(EXTRAIT DU DOCUMENT):
========================================
Méthodes de chiffrement Symboles
Vulcain (Star Trek)
Le vulcain est la langue de Vulcain (Vulcan en anglais), planète natale de Spock dans la franchise Star Trek créée par Gene Roddenberry (1966-). Contrairement au klingon — langue construite avec phonologie, grammaire et lexique complets par le linguiste Marc Okrand depuis 1984 — le vulcain n’a jamais reçu de traitement aussi systématique : plusieurs scripts coexistent (le « Old High Vulcan » des films Star Trek III/IV, le mapping Okrand non publié, et la table communautaire que dCode reproduit).
La table présentée ici est le mapping géométrique le plus diffusé sur Internet : 26 glyphes propres pour les 26 lettres latines, sans chiffres ni ponctuation. Elle constitue une bonne porte d’entrée vers les écritures fictionnelles de Star Trek et un alphabet visuellement distinctif (lignes courbes, angles aigus, formes asymétriques).
========================================
Données de détection de la mise en page des documents
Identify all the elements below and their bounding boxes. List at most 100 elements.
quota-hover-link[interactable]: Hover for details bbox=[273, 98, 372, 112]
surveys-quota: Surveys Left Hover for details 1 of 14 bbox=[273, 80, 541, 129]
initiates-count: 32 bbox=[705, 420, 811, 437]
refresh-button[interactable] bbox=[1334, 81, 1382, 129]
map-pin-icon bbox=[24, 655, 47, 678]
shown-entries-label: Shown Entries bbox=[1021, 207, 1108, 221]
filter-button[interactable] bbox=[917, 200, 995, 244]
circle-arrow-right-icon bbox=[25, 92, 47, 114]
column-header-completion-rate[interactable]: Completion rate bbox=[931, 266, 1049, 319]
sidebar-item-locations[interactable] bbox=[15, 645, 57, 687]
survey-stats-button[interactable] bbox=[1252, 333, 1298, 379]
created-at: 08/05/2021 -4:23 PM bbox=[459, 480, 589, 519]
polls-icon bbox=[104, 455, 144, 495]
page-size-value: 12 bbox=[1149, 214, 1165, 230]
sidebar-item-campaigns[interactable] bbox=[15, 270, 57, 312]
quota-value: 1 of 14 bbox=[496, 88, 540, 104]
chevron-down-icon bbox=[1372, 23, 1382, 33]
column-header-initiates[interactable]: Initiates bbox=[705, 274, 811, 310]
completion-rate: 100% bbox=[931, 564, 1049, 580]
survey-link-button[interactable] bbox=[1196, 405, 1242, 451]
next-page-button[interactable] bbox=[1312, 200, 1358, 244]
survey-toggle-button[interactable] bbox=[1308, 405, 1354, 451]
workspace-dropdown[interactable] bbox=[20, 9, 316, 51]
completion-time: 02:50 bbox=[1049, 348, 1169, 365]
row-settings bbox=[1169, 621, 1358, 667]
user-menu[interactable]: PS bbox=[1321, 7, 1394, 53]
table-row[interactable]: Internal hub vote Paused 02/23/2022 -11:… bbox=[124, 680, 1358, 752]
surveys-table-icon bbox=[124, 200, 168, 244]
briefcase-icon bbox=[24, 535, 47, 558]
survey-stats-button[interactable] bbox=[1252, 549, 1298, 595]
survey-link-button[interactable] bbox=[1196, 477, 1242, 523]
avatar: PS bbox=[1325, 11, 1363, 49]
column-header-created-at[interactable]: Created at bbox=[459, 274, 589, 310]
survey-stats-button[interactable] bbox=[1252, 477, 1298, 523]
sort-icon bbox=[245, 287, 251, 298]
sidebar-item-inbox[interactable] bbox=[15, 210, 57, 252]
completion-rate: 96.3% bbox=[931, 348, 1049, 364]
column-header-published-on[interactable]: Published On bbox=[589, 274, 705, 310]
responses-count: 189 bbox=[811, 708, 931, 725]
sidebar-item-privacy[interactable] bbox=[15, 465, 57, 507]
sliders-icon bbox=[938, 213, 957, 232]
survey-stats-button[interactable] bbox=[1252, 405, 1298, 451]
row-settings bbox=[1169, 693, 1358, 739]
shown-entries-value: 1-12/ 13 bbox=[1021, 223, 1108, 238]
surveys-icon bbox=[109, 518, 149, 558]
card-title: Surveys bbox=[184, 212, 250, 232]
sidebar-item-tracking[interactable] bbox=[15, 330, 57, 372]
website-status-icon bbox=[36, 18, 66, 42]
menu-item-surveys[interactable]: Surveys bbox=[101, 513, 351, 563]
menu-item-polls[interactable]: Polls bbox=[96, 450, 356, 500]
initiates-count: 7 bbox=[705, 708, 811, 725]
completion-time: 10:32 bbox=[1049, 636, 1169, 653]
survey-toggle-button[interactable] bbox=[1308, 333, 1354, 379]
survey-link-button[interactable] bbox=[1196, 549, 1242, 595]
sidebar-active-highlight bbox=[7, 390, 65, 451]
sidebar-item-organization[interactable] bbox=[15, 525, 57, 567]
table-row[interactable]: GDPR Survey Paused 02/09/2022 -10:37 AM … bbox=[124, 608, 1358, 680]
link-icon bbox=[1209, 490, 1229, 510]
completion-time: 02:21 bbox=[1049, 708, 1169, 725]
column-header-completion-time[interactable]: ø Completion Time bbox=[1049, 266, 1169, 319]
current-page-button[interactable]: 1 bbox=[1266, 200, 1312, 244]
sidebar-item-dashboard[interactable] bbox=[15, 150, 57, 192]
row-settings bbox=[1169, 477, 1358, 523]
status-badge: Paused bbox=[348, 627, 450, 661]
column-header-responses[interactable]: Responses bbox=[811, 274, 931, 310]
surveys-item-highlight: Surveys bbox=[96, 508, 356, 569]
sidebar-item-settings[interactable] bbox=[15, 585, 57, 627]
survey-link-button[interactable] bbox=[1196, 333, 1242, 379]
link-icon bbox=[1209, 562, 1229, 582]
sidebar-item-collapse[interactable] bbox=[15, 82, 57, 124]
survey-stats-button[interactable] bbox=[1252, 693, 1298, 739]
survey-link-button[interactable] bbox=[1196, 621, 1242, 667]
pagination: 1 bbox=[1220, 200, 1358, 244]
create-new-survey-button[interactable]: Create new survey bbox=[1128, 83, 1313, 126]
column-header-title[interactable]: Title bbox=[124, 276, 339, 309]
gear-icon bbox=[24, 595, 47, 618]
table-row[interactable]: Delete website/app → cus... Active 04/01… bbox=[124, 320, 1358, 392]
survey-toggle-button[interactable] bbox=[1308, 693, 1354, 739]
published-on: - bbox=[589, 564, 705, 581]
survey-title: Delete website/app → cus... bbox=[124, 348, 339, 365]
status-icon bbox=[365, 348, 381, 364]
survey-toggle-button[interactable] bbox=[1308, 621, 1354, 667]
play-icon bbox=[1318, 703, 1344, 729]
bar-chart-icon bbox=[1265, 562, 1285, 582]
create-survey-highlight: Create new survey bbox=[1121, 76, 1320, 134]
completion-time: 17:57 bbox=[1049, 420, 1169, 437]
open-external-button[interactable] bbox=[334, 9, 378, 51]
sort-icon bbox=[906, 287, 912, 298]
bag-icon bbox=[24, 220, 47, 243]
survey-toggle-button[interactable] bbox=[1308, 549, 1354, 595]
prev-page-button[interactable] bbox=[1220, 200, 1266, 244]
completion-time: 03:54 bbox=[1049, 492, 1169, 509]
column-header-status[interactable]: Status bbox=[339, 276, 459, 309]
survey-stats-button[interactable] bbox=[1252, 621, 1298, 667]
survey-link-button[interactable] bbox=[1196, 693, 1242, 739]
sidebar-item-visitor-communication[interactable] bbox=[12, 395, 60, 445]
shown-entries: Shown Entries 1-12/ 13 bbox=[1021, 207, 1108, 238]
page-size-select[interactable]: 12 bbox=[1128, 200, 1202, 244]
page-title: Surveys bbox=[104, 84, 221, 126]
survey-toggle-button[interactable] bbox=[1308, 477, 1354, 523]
========================================
(TÂCHES DE L'EXERCICE):
1. Citez tous les scripts du vulcain qui, d'après l'extrait sur le vulcain, coexistent.
2. Dans l'extrait sur le vulcain, réécrivez sous forme de liste le paragraphe commençant par « La table présentée ici » en conservant ses faits principaux.
3. Recopiez, s'il vous plaît, le passage de l'extrait sur le vulcain situé entre « Méthodes de chiffrement » et « aigus, formes asymétriques). », bornes comprises.
Seul l'extrait du document sert de base au travail.

(CORRIGÉ):
1.
- le « Old High Vulcan » des films Star Trek III/IV
- le mapping Okrand non publié
- la table communautaire que dCode reproduit

2.
- Mapping géométrique le plus diffusé sur Internet
- 26 glyphes propres pour les 26 lettres latines
- Ni chiffres ni ponctuation
- Bonne porte d'entrée vers les écritures fictionnelles de Star Trek
- Alphabet visuellement distinctif : lignes courbes, angles aigus, formes asymétriques

3.
Méthodes de chiffrement Symboles
Vulcain (Star Trek)
Le vulcain est la langue de Vulcain (Vulcan en anglais), planète natale de Spock dans la franchise Star Trek créée par Gene Roddenberry (1966-). Contrairement au klingon — langue construite avec phonologie, grammaire et lexique complets par le linguiste Marc Okrand depuis 1984 — le vulcain n’a jamais reçu de traitement aussi systématique : plusieurs scripts coexistent (le « Old High Vulcan » des films Star Trek III/IV, le mapping Okrand non publié, et la table communautaire que dCode reproduit).
La table présentée ici est le mapping géométrique le plus diffusé sur Internet : 26 glyphes propres pour les 26 lettres latines, sans chiffres ni ponctuation. Elle constitue une bonne porte d’entrée vers les écritures fictionnelles de Star Trek et un alphabet visuellement distinctif (lignes courbes, angles aigus, formes asymétriques).